(EXERCISE): Determine how many lines contain the string "submissions", then reply with that figure only.

Items from a data source:
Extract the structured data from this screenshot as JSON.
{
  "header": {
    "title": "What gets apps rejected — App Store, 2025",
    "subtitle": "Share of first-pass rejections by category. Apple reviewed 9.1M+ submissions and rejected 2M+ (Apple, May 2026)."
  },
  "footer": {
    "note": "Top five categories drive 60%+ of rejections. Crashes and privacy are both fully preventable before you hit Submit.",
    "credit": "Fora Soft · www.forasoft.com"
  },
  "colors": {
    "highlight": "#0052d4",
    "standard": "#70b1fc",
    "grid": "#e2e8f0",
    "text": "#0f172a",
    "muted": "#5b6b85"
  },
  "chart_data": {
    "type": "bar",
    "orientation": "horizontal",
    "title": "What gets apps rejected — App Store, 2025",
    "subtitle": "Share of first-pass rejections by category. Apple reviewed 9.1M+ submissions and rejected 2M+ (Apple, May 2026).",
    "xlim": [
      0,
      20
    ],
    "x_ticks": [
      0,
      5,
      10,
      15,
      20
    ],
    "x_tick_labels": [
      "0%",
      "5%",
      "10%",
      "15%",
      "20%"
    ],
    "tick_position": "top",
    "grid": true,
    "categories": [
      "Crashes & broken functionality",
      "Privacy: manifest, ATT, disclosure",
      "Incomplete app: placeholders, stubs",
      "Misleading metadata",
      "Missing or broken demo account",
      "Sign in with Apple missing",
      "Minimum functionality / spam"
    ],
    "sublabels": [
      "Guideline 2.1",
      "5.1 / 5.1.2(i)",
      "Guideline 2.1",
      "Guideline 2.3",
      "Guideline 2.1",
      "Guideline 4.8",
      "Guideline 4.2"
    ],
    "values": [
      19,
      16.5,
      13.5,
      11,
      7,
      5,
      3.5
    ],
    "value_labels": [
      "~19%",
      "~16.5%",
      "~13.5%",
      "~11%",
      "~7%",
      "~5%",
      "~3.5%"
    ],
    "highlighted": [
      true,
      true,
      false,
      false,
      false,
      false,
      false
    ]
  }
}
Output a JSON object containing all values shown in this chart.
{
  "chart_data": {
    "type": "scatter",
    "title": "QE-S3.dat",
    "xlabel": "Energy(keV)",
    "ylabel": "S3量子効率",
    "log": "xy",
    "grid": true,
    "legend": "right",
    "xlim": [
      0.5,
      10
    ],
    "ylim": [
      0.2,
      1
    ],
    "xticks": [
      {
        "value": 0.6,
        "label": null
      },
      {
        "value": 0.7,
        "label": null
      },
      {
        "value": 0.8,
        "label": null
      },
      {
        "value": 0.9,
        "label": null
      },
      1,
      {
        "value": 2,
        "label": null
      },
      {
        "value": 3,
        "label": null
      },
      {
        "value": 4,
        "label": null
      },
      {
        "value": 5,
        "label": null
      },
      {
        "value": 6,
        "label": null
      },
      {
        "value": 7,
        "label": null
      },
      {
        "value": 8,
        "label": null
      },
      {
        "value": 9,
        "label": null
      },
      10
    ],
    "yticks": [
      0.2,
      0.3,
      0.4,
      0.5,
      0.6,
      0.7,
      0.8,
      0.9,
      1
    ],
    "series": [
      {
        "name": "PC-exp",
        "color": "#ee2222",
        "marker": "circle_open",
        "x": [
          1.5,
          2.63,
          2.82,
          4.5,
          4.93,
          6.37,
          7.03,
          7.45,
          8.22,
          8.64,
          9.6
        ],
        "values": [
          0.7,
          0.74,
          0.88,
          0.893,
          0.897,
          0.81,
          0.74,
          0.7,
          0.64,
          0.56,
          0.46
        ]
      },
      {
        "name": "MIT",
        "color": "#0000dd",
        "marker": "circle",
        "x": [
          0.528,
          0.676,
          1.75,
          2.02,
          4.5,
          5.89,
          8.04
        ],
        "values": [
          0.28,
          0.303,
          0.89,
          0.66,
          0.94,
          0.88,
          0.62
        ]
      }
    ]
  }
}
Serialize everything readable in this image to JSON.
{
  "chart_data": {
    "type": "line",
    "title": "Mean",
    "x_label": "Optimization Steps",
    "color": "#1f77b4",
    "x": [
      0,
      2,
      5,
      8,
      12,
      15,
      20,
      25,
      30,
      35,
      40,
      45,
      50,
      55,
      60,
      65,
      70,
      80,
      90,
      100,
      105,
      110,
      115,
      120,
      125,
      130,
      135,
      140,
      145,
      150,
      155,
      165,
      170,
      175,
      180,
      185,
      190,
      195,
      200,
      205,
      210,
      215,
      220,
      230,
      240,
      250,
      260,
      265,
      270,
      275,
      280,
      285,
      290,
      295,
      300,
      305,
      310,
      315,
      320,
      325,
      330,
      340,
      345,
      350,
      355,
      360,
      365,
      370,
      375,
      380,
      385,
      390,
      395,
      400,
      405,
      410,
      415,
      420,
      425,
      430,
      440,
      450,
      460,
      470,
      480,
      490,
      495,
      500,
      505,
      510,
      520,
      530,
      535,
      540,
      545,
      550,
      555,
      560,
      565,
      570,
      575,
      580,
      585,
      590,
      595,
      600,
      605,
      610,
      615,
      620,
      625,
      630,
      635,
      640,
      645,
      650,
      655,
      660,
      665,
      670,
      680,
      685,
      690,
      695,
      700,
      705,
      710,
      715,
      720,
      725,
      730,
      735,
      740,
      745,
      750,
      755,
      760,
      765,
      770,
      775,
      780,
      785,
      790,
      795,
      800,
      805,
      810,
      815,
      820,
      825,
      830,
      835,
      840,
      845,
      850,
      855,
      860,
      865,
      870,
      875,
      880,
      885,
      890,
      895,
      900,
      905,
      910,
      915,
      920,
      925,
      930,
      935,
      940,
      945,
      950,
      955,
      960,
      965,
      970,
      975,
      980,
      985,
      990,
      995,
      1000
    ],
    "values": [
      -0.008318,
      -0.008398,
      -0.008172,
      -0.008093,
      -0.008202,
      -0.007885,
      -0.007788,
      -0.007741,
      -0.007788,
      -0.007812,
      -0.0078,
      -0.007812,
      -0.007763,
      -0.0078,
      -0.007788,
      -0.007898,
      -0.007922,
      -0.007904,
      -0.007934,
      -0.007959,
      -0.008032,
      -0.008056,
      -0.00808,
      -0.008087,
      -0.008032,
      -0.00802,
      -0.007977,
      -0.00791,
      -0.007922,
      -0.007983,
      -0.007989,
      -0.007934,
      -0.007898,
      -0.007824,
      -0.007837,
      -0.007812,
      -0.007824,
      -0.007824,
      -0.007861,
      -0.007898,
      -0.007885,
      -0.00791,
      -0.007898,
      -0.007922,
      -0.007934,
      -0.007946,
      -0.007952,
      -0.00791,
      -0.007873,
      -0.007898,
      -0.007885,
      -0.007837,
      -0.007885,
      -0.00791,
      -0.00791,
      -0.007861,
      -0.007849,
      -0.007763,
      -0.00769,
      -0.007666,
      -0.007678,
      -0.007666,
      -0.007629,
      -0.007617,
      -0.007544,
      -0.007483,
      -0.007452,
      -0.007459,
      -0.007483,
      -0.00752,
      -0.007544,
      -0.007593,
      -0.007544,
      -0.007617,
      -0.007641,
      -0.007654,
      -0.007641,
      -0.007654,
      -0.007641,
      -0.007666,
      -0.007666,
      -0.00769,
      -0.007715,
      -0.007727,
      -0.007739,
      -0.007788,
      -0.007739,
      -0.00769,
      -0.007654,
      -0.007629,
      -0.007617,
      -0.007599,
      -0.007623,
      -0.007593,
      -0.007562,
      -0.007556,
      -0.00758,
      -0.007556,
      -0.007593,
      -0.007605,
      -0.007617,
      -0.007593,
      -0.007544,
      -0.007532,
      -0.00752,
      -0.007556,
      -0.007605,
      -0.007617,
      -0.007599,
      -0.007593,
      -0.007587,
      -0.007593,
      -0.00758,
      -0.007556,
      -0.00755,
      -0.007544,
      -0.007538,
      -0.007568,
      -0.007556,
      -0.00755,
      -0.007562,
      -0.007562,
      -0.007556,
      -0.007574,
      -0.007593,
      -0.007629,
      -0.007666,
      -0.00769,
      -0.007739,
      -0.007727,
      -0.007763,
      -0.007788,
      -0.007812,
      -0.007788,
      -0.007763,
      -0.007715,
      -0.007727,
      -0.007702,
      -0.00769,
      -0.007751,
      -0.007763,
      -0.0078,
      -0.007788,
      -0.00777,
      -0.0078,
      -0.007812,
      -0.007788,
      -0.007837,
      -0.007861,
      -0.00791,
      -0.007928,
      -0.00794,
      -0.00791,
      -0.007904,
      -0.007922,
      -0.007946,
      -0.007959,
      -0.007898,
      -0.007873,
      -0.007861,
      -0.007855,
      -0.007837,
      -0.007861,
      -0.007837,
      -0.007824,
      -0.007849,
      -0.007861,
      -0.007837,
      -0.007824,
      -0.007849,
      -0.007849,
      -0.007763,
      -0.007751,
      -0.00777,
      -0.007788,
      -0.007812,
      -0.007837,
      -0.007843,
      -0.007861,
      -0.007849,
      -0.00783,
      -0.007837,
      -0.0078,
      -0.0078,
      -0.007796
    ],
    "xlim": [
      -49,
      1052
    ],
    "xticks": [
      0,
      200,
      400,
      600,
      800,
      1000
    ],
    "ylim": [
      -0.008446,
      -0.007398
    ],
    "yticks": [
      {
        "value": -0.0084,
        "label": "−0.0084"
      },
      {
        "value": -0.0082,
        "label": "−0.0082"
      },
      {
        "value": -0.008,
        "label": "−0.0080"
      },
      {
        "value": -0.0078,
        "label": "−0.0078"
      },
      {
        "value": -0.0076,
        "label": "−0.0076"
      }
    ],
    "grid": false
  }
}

(EXERCISE SOLUTION): 2